● **EXTRACTED ENTRIES**
■ ■ ■ ■

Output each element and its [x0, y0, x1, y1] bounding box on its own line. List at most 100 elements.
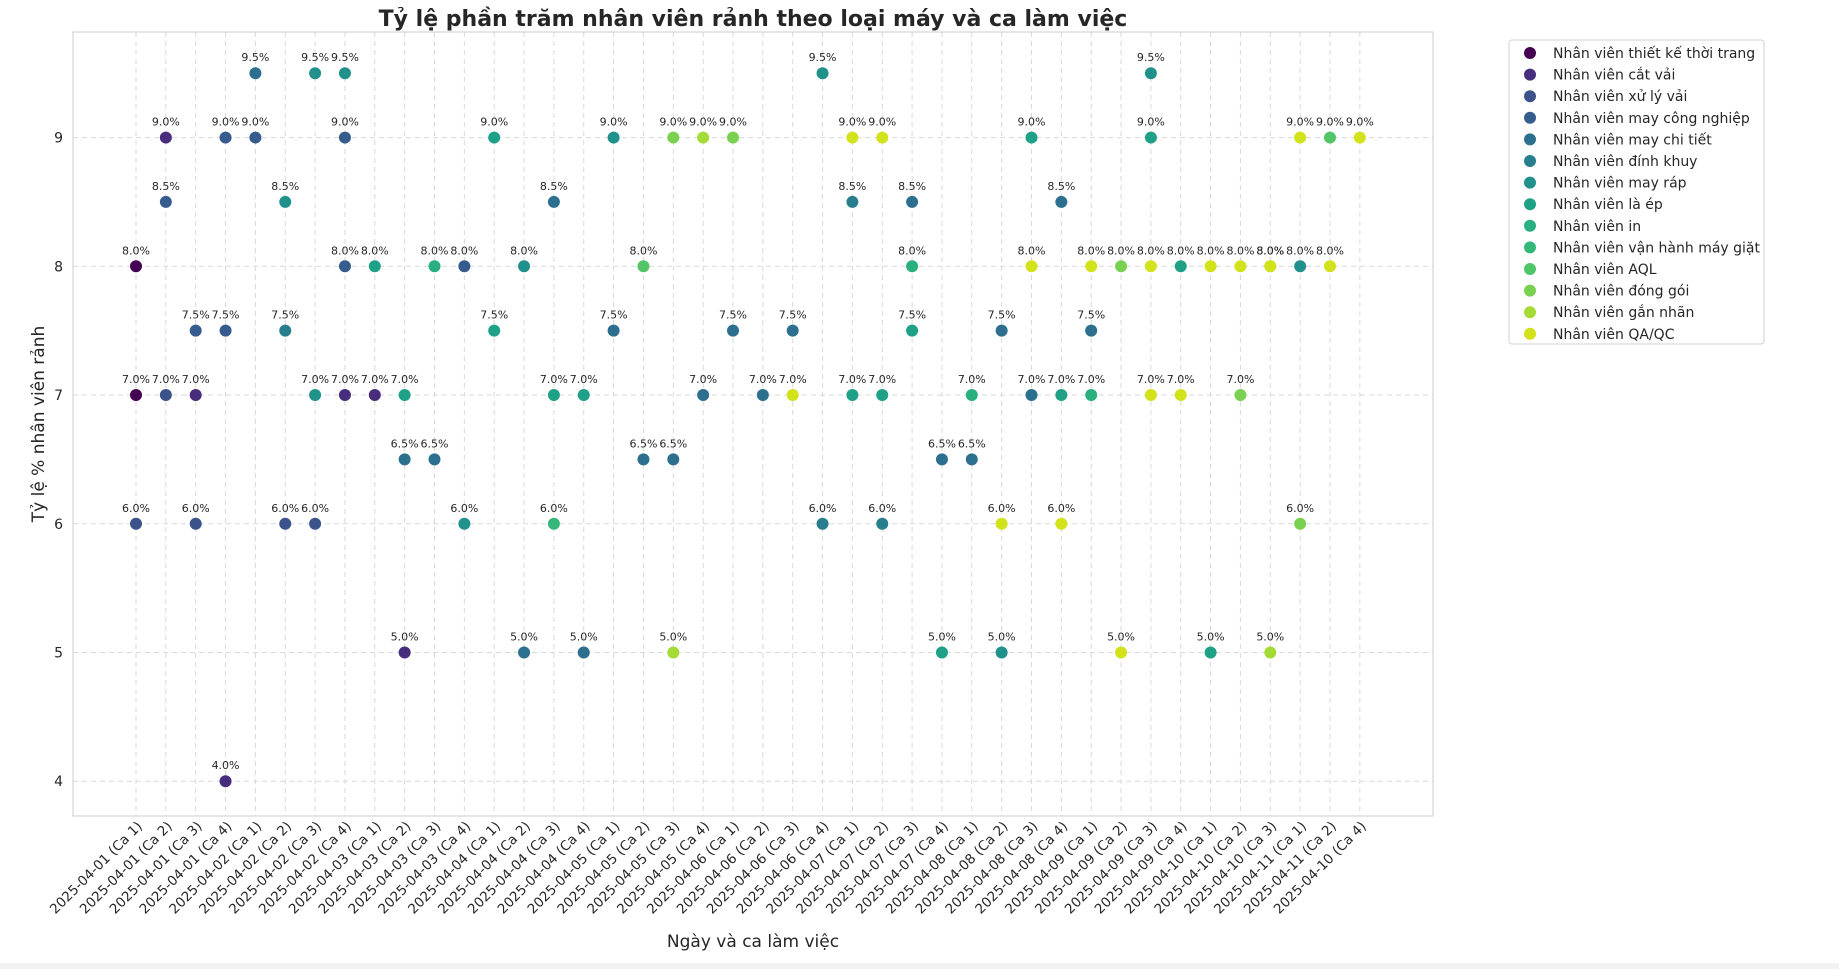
y-axis-label: Tỷ lệ % nhân viên rảnh	[29, 326, 49, 524]
data-point	[1174, 389, 1187, 402]
data-point	[1115, 260, 1128, 273]
data-label: 7.5%	[182, 309, 210, 322]
data-label: 7.0%	[779, 373, 807, 386]
data-point	[338, 67, 351, 80]
data-point	[219, 324, 232, 337]
data-label: 8.0%	[898, 244, 926, 257]
data-point	[935, 453, 948, 466]
data-label: 5.0%	[510, 631, 538, 644]
legend-marker	[1524, 47, 1536, 59]
legend-marker	[1524, 327, 1536, 340]
legend-label: Nhân viên in	[1553, 219, 1641, 235]
data-label: 7.0%	[1226, 373, 1254, 386]
data-point	[995, 324, 1008, 337]
data-point	[667, 646, 680, 659]
data-point	[846, 195, 859, 208]
data-point	[1055, 195, 1068, 208]
data-label: 5.0%	[391, 631, 419, 644]
data-point	[249, 131, 262, 144]
data-label: 9.0%	[838, 116, 866, 129]
data-point	[1085, 389, 1098, 402]
legend-label: Nhân viên may chi tiết	[1553, 131, 1712, 148]
data-point	[1025, 260, 1038, 273]
data-point	[876, 131, 889, 144]
data-point	[1353, 131, 1366, 144]
data-point	[1234, 260, 1247, 273]
data-label: 7.0%	[331, 373, 359, 386]
data-label: 6.0%	[122, 502, 150, 515]
data-label: 6.5%	[958, 437, 986, 450]
y-tick-label: 8	[54, 259, 63, 275]
data-point	[189, 324, 202, 337]
data-point	[727, 131, 739, 144]
data-point	[816, 517, 829, 530]
data-point	[1144, 389, 1157, 402]
data-point	[219, 131, 232, 144]
data-point	[130, 260, 142, 273]
data-label: 8.5%	[1047, 180, 1075, 193]
legend-marker	[1524, 133, 1536, 146]
data-label: 7.5%	[779, 309, 807, 322]
data-label: 8.0%	[1077, 244, 1105, 257]
data-point	[1085, 324, 1098, 337]
data-label: 7.0%	[152, 373, 180, 386]
legend-marker	[1524, 176, 1536, 189]
data-label: 9.0%	[212, 116, 240, 129]
data-label: 8.5%	[540, 180, 568, 193]
data-label: 6.0%	[450, 502, 478, 515]
data-point	[488, 131, 501, 144]
data-point	[189, 389, 202, 402]
data-point	[667, 453, 680, 466]
data-point	[398, 453, 411, 466]
data-point	[607, 131, 620, 144]
data-label: 8.5%	[838, 180, 866, 193]
legend-label: Nhân viên là ép	[1553, 197, 1663, 213]
data-label: 8.0%	[450, 244, 478, 257]
data-label: 7.5%	[719, 309, 747, 322]
data-point	[547, 195, 560, 208]
data-label: 7.0%	[1137, 373, 1165, 386]
data-point	[577, 646, 590, 659]
data-point	[279, 195, 292, 208]
data-label: 6.0%	[301, 502, 329, 515]
data-label: 9.0%	[600, 116, 628, 129]
legend-marker	[1524, 284, 1536, 297]
data-point	[130, 389, 142, 402]
data-point	[756, 389, 769, 402]
data-point	[846, 389, 859, 402]
data-point	[786, 324, 799, 337]
data-label: 8.5%	[271, 180, 299, 193]
data-label: 9.0%	[241, 116, 269, 129]
data-point	[1324, 131, 1336, 144]
data-point	[637, 453, 650, 466]
data-point	[309, 517, 322, 530]
data-label: 6.5%	[659, 437, 687, 450]
data-point	[279, 517, 292, 530]
data-point	[249, 67, 262, 80]
chart-title: Tỷ lệ phần trăm nhân viên rảnh theo loại…	[379, 7, 1128, 32]
data-point	[637, 260, 650, 273]
data-point	[547, 389, 560, 402]
data-label: 5.0%	[988, 631, 1016, 644]
data-label: 9.5%	[331, 51, 359, 64]
legend-marker	[1524, 155, 1536, 167]
data-point	[1025, 131, 1038, 144]
data-label: 7.5%	[600, 309, 628, 322]
data-label: 5.0%	[570, 631, 598, 644]
data-point	[428, 260, 441, 273]
data-point	[159, 389, 172, 402]
legend-label: Nhân viên đóng gói	[1553, 284, 1689, 300]
data-label: 4.0%	[212, 759, 240, 772]
data-point	[1055, 389, 1068, 402]
data-point	[1324, 260, 1336, 273]
x-axis-label: Ngày và ca làm việc	[667, 932, 839, 952]
data-point	[846, 131, 859, 144]
y-tick-labels: 4 5 6 7 8 9	[54, 131, 63, 791]
data-labels: 8.0% 7.0% 9.0% 7.0% 4.0% 7.0% 7.0% 5.0% 6.0% 7.0%…	[122, 51, 1374, 772]
data-point	[1294, 131, 1307, 144]
legend: Nhân viên thiết kế thời trang Nhân viên c…	[1508, 39, 1765, 345]
legend-label: Nhân viên cắt vải	[1553, 67, 1675, 84]
data-label: 8.0%	[1316, 244, 1344, 257]
data-label: 7.0%	[1077, 373, 1105, 386]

■ ■ ■ ■

● **PROBLEM STATEMENT**
From the listing above, extract each line that contains the string "tick".

● **IN RESPONSE**
y-tick-label: 8	[54, 259, 63, 275]
y-tick-labels: 4 5 6 7 8 9	[54, 131, 63, 791]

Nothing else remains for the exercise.